_STATED TASK_:
Every record should be written out exactly, with the pictures left out.
— START THE DATA —
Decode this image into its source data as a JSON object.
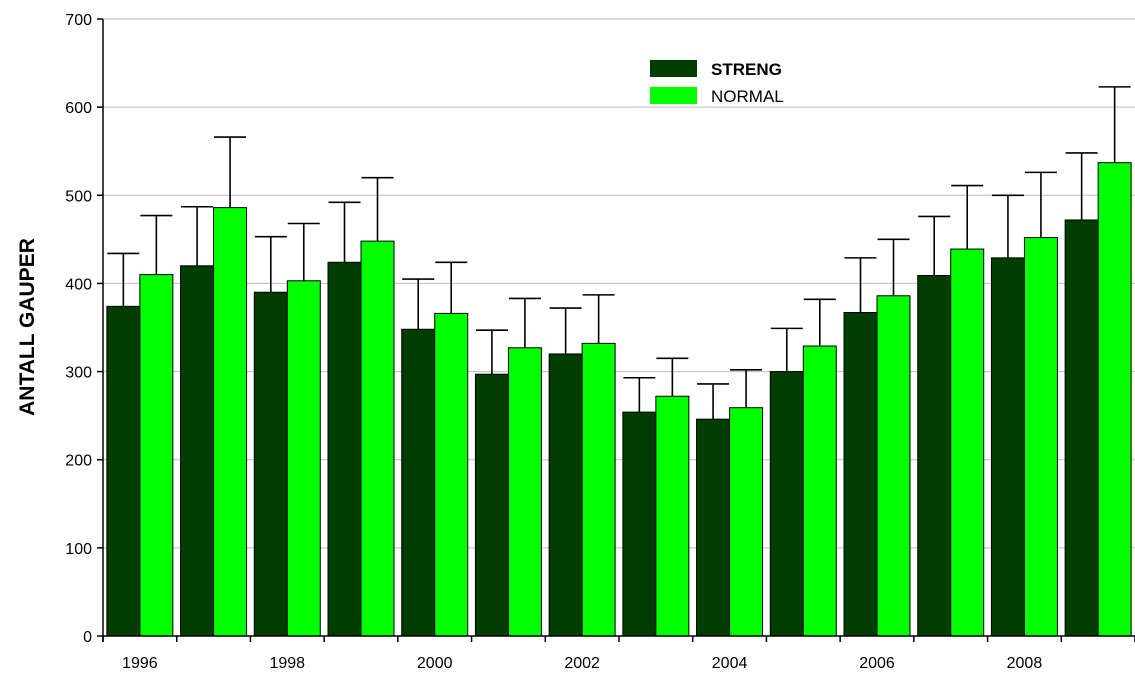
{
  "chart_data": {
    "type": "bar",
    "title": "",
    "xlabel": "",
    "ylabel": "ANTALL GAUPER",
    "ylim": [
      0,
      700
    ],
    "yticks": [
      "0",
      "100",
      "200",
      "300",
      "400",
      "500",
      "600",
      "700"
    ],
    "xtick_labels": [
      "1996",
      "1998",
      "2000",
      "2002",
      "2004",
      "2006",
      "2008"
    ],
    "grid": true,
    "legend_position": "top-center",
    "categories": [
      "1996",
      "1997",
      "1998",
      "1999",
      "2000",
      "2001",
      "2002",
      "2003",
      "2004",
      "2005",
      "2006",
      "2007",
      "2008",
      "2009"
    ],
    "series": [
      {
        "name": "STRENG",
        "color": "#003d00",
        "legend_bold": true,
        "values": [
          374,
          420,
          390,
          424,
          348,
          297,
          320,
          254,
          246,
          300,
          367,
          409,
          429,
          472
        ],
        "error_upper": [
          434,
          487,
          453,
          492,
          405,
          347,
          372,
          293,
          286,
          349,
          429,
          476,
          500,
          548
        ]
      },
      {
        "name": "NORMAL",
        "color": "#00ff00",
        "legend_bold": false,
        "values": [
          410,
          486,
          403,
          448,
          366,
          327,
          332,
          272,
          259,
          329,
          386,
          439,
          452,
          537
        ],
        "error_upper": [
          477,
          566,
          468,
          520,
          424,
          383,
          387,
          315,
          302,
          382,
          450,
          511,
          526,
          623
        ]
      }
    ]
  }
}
— END THE DATA —
_SOLUTION TO THE EXERCISE_:
Decode this image into its source data as a JSON object.
{
  "chart_data": {
    "type": "bar",
    "title": "",
    "xlabel": "",
    "ylabel": "ANTALL GAUPER",
    "ylim": [
      0,
      700
    ],
    "yticks": [
      "0",
      "100",
      "200",
      "300",
      "400",
      "500",
      "600",
      "700"
    ],
    "xtick_labels": [
      "1996",
      "1998",
      "2000",
      "2002",
      "2004",
      "2006",
      "2008"
    ],
    "grid": true,
    "legend_position": "top-center",
    "categories": [
      "1996",
      "1997",
      "1998",
      "1999",
      "2000",
      "2001",
      "2002",
      "2003",
      "2004",
      "2005",
      "2006",
      "2007",
      "2008",
      "2009"
    ],
    "series": [
      {
        "name": "STRENG",
        "color": "#003d00",
        "legend_bold": true,
        "values": [
          374,
          420,
          390,
          424,
          348,
          297,
          320,
          254,
          246,
          300,
          367,
          409,
          429,
          472
        ],
        "error_upper": [
          434,
          487,
          453,
          492,
          405,
          347,
          372,
          293,
          286,
          349,
          429,
          476,
          500,
          548
        ]
      },
      {
        "name": "NORMAL",
        "color": "#00ff00",
        "legend_bold": false,
        "values": [
          410,
          486,
          403,
          448,
          366,
          327,
          332,
          272,
          259,
          329,
          386,
          439,
          452,
          537
        ],
        "error_upper": [
          477,
          566,
          468,
          520,
          424,
          383,
          387,
          315,
          302,
          382,
          450,
          511,
          526,
          623
        ]
      }
    ]
  }
}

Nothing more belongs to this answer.